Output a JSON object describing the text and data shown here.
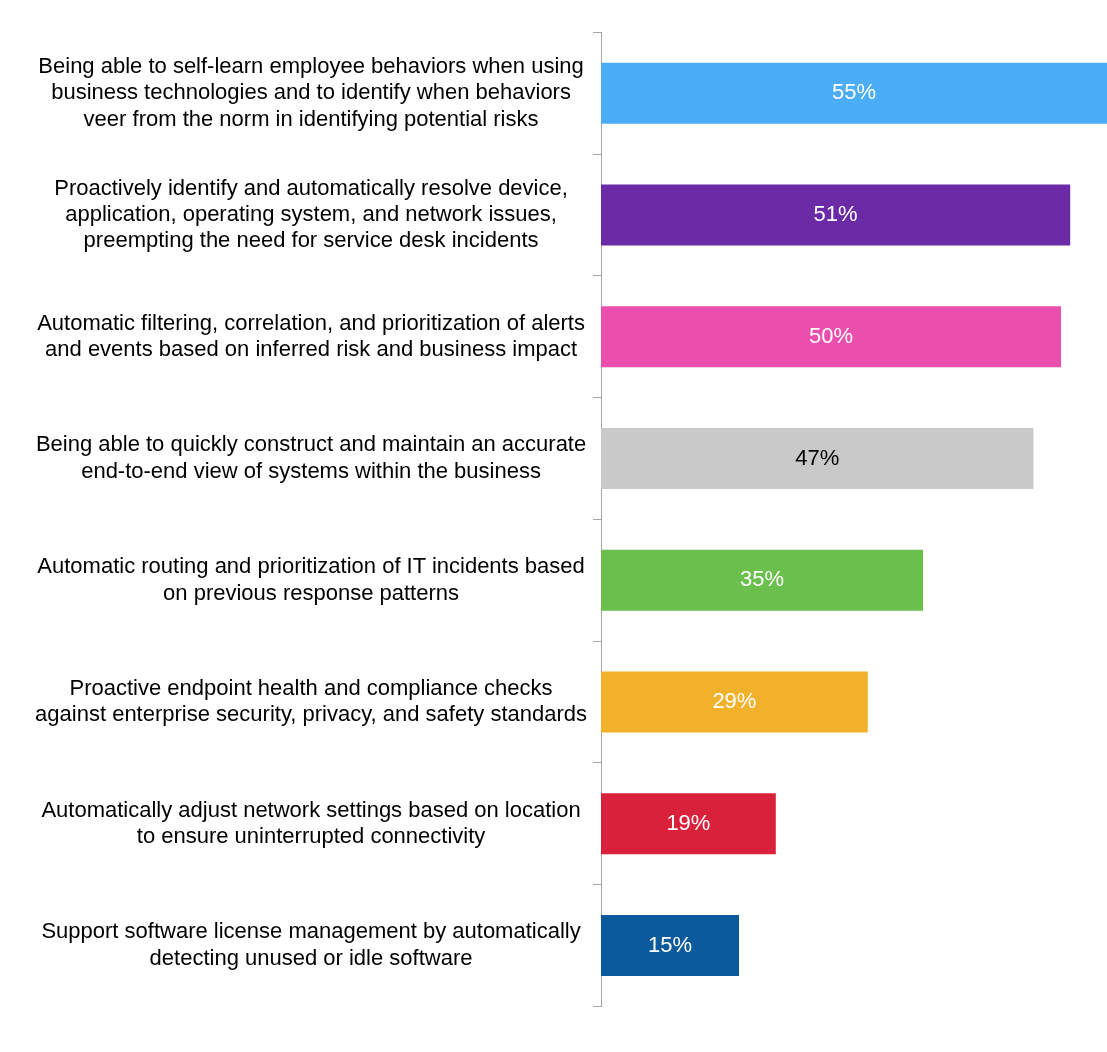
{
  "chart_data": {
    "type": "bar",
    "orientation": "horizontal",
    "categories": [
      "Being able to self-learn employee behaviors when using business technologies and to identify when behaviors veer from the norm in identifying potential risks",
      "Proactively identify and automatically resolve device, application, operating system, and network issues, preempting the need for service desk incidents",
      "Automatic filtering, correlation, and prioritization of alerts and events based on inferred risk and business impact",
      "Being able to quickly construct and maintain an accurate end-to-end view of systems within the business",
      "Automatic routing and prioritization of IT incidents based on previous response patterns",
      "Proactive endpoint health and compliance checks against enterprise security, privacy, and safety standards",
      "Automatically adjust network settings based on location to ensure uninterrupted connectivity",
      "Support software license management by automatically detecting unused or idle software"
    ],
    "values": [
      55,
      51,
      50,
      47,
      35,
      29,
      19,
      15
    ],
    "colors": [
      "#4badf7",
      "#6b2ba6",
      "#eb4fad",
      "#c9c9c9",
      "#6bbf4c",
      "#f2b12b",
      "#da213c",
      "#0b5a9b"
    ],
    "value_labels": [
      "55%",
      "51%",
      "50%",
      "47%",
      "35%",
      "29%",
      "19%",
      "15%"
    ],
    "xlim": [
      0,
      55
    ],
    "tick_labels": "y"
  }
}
===============
What the exercise asks >>
Count how many lines contain "able" and give only that count.

Answer to the task >>
2